## Your instructions
Below is a block of records. Copy every line in it that contains the word "Ready".

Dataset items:

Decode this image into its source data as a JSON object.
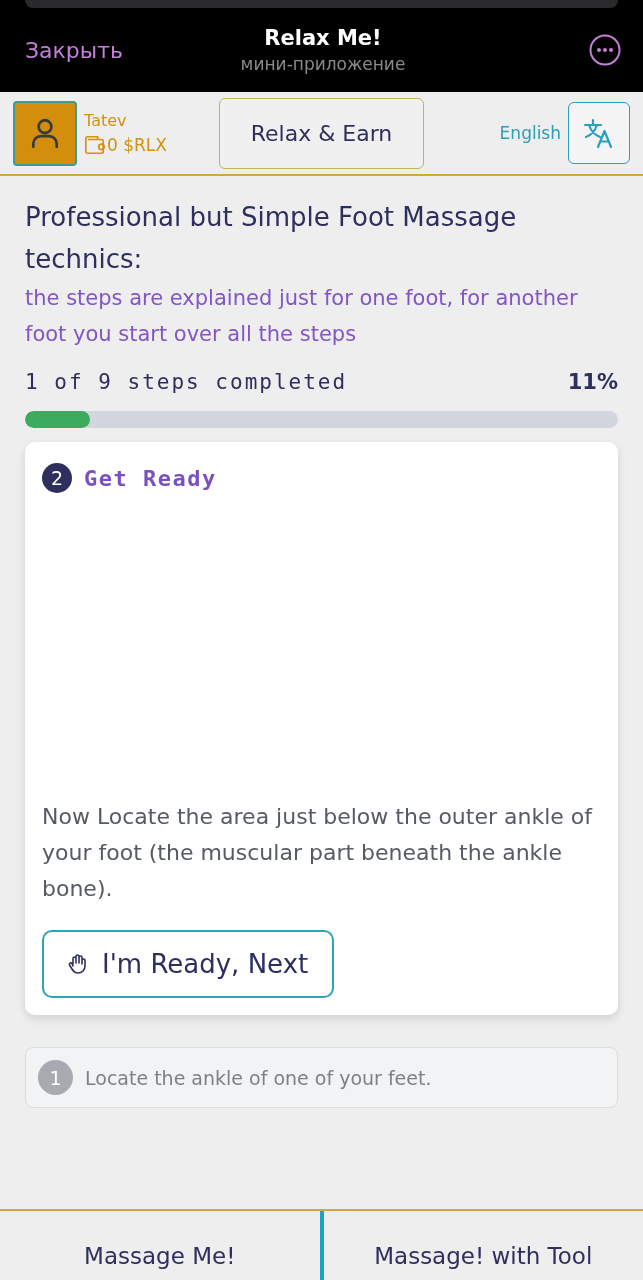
{
  "window": {
    "close": "Закрыть",
    "title": "Relax Me!",
    "subtitle": "мини-приложение"
  },
  "header": {
    "user": {
      "name": "Tatev",
      "balance": "0 $RLX"
    },
    "earn_button": "Relax & Earn",
    "language": "English"
  },
  "intro": {
    "title": "Professional but Simple Foot Massage technics:",
    "note": "the steps are explained just for one foot, for another foot you start over all the steps"
  },
  "progress": {
    "label": "1 of 9 steps completed",
    "percent": "11%",
    "level": 0.11
  },
  "steps": [
    {
      "kind": "current",
      "number": "2",
      "title": "Get Ready",
      "description": "Now Locate the area just below the outer ankle of your foot (the muscular part beneath the ankle bone).",
      "button": "I'm Ready, Next"
    },
    {
      "kind": "done",
      "number": "1",
      "text": "Locate the ankle of one of your feet."
    }
  ],
  "bottom_nav": [
    "Massage Me!",
    "Massage! with Tool"
  ]
}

## Full output
      "title": "Get Ready",
      "button": "I'm Ready, Next"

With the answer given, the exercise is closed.